TO DO:
Search the records for "teenagers" and copy each line that holds it.

## Start INFORMATION SHOWN

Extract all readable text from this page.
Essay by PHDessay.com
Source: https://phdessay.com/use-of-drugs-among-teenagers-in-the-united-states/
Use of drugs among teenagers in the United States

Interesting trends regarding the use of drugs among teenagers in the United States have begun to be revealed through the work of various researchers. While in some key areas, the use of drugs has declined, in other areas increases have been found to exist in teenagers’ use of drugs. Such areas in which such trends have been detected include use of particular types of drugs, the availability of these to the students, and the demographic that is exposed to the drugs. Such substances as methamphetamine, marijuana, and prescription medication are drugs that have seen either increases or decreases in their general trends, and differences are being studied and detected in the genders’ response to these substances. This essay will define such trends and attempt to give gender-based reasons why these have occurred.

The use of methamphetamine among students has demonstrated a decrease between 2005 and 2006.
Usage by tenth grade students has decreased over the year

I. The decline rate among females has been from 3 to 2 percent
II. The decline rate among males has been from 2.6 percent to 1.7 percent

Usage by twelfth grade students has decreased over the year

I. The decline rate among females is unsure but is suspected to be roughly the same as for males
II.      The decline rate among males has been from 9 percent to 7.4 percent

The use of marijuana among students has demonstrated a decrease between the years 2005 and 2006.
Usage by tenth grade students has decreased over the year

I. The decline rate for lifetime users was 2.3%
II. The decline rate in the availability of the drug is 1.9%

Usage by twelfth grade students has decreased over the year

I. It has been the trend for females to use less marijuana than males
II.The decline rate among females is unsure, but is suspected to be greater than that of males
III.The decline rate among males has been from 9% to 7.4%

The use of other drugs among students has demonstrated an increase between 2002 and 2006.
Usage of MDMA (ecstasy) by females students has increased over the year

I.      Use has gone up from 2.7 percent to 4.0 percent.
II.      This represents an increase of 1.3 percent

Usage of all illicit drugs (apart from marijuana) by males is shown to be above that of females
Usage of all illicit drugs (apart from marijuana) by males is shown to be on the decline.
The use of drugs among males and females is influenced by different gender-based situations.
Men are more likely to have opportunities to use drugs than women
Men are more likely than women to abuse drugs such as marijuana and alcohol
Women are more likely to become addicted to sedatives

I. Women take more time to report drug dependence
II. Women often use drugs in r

## End INFORMATION SHOWN

FINAL RESULT:
Source: https://phdessay.com/use-of-drugs-among-teenagers-in-the-united-states/
Use of drugs among teenagers in the United States
Interesting trends regarding the use of drugs among teenagers in the United States have begun to be revealed through the work of various researchers. While in some key areas, the use of drugs has declined, in other areas increases have been found to exist in teenagers’ use of drugs. Such areas in which such trends have been detected include use of particular types of drugs, the availability of these to the students, and the demographic that is exposed to the drugs. Such substances as methamphetamine, marijuana, and prescription medication are drugs that have seen either increases or decreases in their general trends, and differences are being studied and detected in the genders’ response to these substances. This essay will define such trends and attempt to give gender-based reasons why these have occurred.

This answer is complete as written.